[Records from a collection of figures]
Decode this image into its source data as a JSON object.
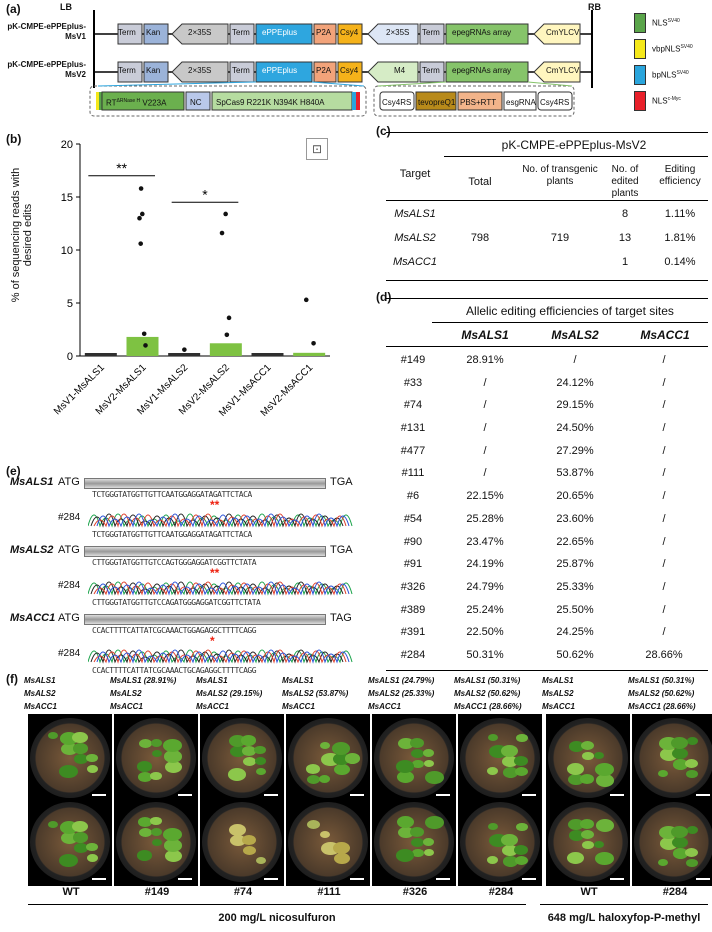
{
  "panel_labels": [
    "(a)",
    "(b)",
    "(c)",
    "(d)",
    "(e)",
    "(f)"
  ],
  "a": {
    "LB": "LB",
    "RB": "RB",
    "v1": "pK-CMPE-ePPEplus-MsV1",
    "v2": "pK-CMPE-ePPEplus-MsV2",
    "term": "Term",
    "kan": "Kan",
    "p35s": "2×35S",
    "eppe": "ePPEplus",
    "p2a": "P2A",
    "csy4": "Csy4",
    "epeg": "epegRNAs array",
    "cmy": "CmYLCV",
    "m4": "M4",
    "rt": "RT",
    "rt_sup": "ΔRNase H",
    "rt_mut": "V223A",
    "nc": "NC",
    "spcas": "SpCas9 R221K N394K H840A",
    "csy4rs": "Csy4RS",
    "tevo": "tevopreQ1",
    "pbs": "PBS+RTT",
    "esg": "esgRNA",
    "legend": [
      {
        "label": "NLS",
        "sup": "SV40",
        "color": "#5aa54a"
      },
      {
        "label": "vbpNLS",
        "sup": "SV40",
        "color": "#f5e81a"
      },
      {
        "label": "bpNLS",
        "sup": "SV40",
        "color": "#2aa5dc"
      },
      {
        "label": "NLS",
        "sup": "c-Myc",
        "color": "#e8202a"
      }
    ]
  },
  "chart_data": {
    "type": "bar",
    "ylabel": "% of sequencing reads with desired edits",
    "ylim": [
      0,
      20
    ],
    "yticks": [
      "0",
      "5",
      "10",
      "15",
      "20"
    ],
    "categories": [
      "MsV1-MsALS1",
      "MsV2-MsALS1",
      "MsV1-MsALS2",
      "MsV2-MsALS2",
      "MsV1-MsACC1",
      "MsV2-MsACC1"
    ],
    "values": [
      0.05,
      1.8,
      0.05,
      1.2,
      0.05,
      0.3
    ],
    "points": [
      [],
      [
        15.8,
        13.4,
        13.0,
        10.6,
        2.1,
        1.0
      ],
      [
        0.6
      ],
      [
        13.4,
        11.6,
        3.6,
        2.0
      ],
      [],
      [
        5.3,
        1.2
      ]
    ],
    "sig": [
      {
        "label": "**"
      },
      {
        "label": "*"
      }
    ],
    "bar_color_v1": "#2f2f2f",
    "bar_color_v2": "#7ec242"
  },
  "c": {
    "title": "pK-CMPE-ePPEplus-MsV2",
    "headers": [
      "Target",
      "Total",
      "No. of transgenic plants",
      "No. of edited plants",
      "Editing efficiency"
    ],
    "rows": [
      [
        "MsALS1",
        "",
        "",
        "8",
        "1.11%"
      ],
      [
        "MsALS2",
        "798",
        "719",
        "13",
        "1.81%"
      ],
      [
        "MsACC1",
        "",
        "",
        "1",
        "0.14%"
      ]
    ]
  },
  "d": {
    "title": "Allelic editing efficiencies of target sites",
    "headers": [
      "",
      "MsALS1",
      "MsALS2",
      "MsACC1"
    ],
    "rows": [
      [
        "#149",
        "28.91%",
        "/",
        "/"
      ],
      [
        "#33",
        "/",
        "24.12%",
        "/"
      ],
      [
        "#74",
        "/",
        "29.15%",
        "/"
      ],
      [
        "#131",
        "/",
        "24.50%",
        "/"
      ],
      [
        "#477",
        "/",
        "27.29%",
        "/"
      ],
      [
        "#111",
        "/",
        "53.87%",
        "/"
      ],
      [
        "#6",
        "22.15%",
        "20.65%",
        "/"
      ],
      [
        "#54",
        "25.28%",
        "23.60%",
        "/"
      ],
      [
        "#90",
        "23.47%",
        "22.65%",
        "/"
      ],
      [
        "#91",
        "24.19%",
        "25.87%",
        "/"
      ],
      [
        "#326",
        "24.79%",
        "25.33%",
        "/"
      ],
      [
        "#389",
        "25.24%",
        "25.50%",
        "/"
      ],
      [
        "#391",
        "22.50%",
        "24.25%",
        "/"
      ],
      [
        "#284",
        "50.31%",
        "50.62%",
        "28.66%"
      ]
    ]
  },
  "e": {
    "genes": [
      {
        "name": "MsALS1",
        "start": "ATG",
        "stop": "TGA",
        "id": "#284",
        "ref": "TCTGGGTATGGTTGTTCAATGGAGGATAGATTCTACA",
        "alt": "TCTGGGTATGGTTGTTCAATGGAGGATAGATTCTACA",
        "stars": "**"
      },
      {
        "name": "MsALS2",
        "start": "ATG",
        "stop": "TGA",
        "id": "#284",
        "ref": "CTTGGGTATGGTTGTCCAGTGGGAGGATCGGTTCTATA",
        "alt": "CTTGGGTATGGTTGTCCAGATGGGAGGATCGGTTCTATA",
        "stars": "**"
      },
      {
        "name": "MsACC1",
        "start": "ATG",
        "stop": "TAG",
        "id": "#284",
        "ref": "CCACTTTTCATTATCGCAAACTGGAGAGGCTTTTCAGG",
        "alt": "CCACTTTTCATTATCGCAAACTGCAGAGGCTTTTCAGG",
        "stars": "*"
      }
    ]
  },
  "f": {
    "headers": [
      [
        "MsALS1",
        "MsALS2",
        "MsACC1"
      ],
      [
        "MsALS1 (28.91%)",
        "MsALS2",
        "MsACC1"
      ],
      [
        "MsALS1",
        "MsALS2 (29.15%)",
        "MsACC1"
      ],
      [
        "MsALS1",
        "MsALS2 (53.87%)",
        "MsACC1"
      ],
      [
        "MsALS1 (24.79%)",
        "MsALS2 (25.33%)",
        "MsACC1"
      ],
      [
        "MsALS1 (50.31%)",
        "MsALS2 (50.62%)",
        "MsACC1 (28.66%)"
      ],
      [
        "MsALS1",
        "MsALS2",
        "MsACC1"
      ],
      [
        "MsALS1 (50.31%)",
        "MsALS2 (50.62%)",
        "MsACC1 (28.66%)"
      ]
    ],
    "ids": [
      "WT",
      "#149",
      "#74",
      "#111",
      "#326",
      "#284",
      "WT",
      "#284"
    ],
    "treat1": "200 mg/L nicosulfuron",
    "treat2": "648 mg/L haloxyfop-P-methyl"
  }
}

• Work task:
Wherever the word "CMPE" appears in a line of the data, copy that line.

• Task output:
    "v1": "pK-CMPE-ePPEplus-MsV1",
    "v2": "pK-CMPE-ePPEplus-MsV2",
    "title": "pK-CMPE-ePPEplus-MsV2",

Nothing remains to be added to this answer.